_DIRECTIONS_
Quote every line of the material beneath this one.

_RECORDS SHOWN_
* * *
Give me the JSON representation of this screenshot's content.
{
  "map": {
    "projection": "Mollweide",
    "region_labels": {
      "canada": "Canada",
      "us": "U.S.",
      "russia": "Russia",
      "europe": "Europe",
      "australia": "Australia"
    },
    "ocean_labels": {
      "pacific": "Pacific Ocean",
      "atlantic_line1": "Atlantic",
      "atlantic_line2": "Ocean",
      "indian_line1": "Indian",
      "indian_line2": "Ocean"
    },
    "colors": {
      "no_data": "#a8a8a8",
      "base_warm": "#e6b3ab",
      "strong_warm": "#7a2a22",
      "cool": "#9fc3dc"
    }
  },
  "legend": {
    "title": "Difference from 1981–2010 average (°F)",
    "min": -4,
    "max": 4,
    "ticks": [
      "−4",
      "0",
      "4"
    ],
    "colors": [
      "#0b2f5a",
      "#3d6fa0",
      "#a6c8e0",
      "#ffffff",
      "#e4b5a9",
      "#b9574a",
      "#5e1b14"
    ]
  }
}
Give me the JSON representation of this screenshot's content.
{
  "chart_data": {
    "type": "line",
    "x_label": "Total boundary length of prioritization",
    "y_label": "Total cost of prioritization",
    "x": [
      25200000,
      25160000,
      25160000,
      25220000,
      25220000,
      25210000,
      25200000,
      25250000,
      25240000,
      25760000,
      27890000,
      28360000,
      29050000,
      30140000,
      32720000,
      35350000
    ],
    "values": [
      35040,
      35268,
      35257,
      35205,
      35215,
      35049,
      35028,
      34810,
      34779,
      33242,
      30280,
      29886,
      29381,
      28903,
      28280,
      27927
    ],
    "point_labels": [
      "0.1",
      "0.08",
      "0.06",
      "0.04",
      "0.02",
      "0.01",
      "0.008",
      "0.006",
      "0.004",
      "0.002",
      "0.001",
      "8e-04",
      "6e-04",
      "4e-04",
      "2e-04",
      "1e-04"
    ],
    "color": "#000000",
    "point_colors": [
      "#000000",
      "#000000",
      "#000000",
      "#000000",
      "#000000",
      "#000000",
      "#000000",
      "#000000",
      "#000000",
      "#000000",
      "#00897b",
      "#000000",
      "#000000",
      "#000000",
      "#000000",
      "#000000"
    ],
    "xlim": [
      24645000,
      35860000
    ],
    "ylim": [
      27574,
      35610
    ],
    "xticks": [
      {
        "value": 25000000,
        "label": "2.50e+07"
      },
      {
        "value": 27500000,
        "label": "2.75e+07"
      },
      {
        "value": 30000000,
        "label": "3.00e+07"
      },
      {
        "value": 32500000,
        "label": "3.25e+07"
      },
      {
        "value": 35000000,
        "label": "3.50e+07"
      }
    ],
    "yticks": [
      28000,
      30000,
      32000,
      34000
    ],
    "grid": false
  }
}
* * *
_PROBLEM SOLUTION_
Give me the JSON representation of this screenshot's content.
{
  "map": {
    "projection": "Mollweide",
    "region_labels": {
      "canada": "Canada",
      "us": "U.S.",
      "russia": "Russia",
      "europe": "Europe",
      "australia": "Australia"
    },
    "ocean_labels": {
      "pacific": "Pacific Ocean",
      "atlantic_line1": "Atlantic",
      "atlantic_line2": "Ocean",
      "indian_line1": "Indian",
      "indian_line2": "Ocean"
    },
    "colors": {
      "no_data": "#a8a8a8",
      "base_warm": "#e6b3ab",
      "strong_warm": "#7a2a22",
      "cool": "#9fc3dc"
    }
  },
  "legend": {
    "title": "Difference from 1981–2010 average (°F)",
    "min": -4,
    "max": 4,
    "ticks": [
      "−4",
      "0",
      "4"
    ],
    "colors": [
      "#0b2f5a",
      "#3d6fa0",
      "#a6c8e0",
      "#ffffff",
      "#e4b5a9",
      "#b9574a",
      "#5e1b14"
    ]
  }
}
Give me the JSON representation of this screenshot's content.
{
  "chart_data": {
    "type": "line",
    "x_label": "Total boundary length of prioritization",
    "y_label": "Total cost of prioritization",
    "x": [
      25200000,
      25160000,
      25160000,
      25220000,
      25220000,
      25210000,
      25200000,
      25250000,
      25240000,
      25760000,
      27890000,
      28360000,
      29050000,
      30140000,
      32720000,
      35350000
    ],
    "values": [
      35040,
      35268,
      35257,
      35205,
      35215,
      35049,
      35028,
      34810,
      34779,
      33242,
      30280,
      29886,
      29381,
      28903,
      28280,
      27927
    ],
    "point_labels": [
      "0.1",
      "0.08",
      "0.06",
      "0.04",
      "0.02",
      "0.01",
      "0.008",
      "0.006",
      "0.004",
      "0.002",
      "0.001",
      "8e-04",
      "6e-04",
      "4e-04",
      "2e-04",
      "1e-04"
    ],
    "color": "#000000",
    "point_colors": [
      "#000000",
      "#000000",
      "#000000",
      "#000000",
      "#000000",
      "#000000",
      "#000000",
      "#000000",
      "#000000",
      "#000000",
      "#00897b",
      "#000000",
      "#000000",
      "#000000",
      "#000000",
      "#000000"
    ],
    "xlim": [
      24645000,
      35860000
    ],
    "ylim": [
      27574,
      35610
    ],
    "xticks": [
      {
        "value": 25000000,
        "label": "2.50e+07"
      },
      {
        "value": 27500000,
        "label": "2.75e+07"
      },
      {
        "value": 30000000,
        "label": "3.00e+07"
      },
      {
        "value": 32500000,
        "label": "3.25e+07"
      },
      {
        "value": 35000000,
        "label": "3.50e+07"
      }
    ],
    "yticks": [
      28000,
      30000,
      32000,
      34000
    ],
    "grid": false
  }
}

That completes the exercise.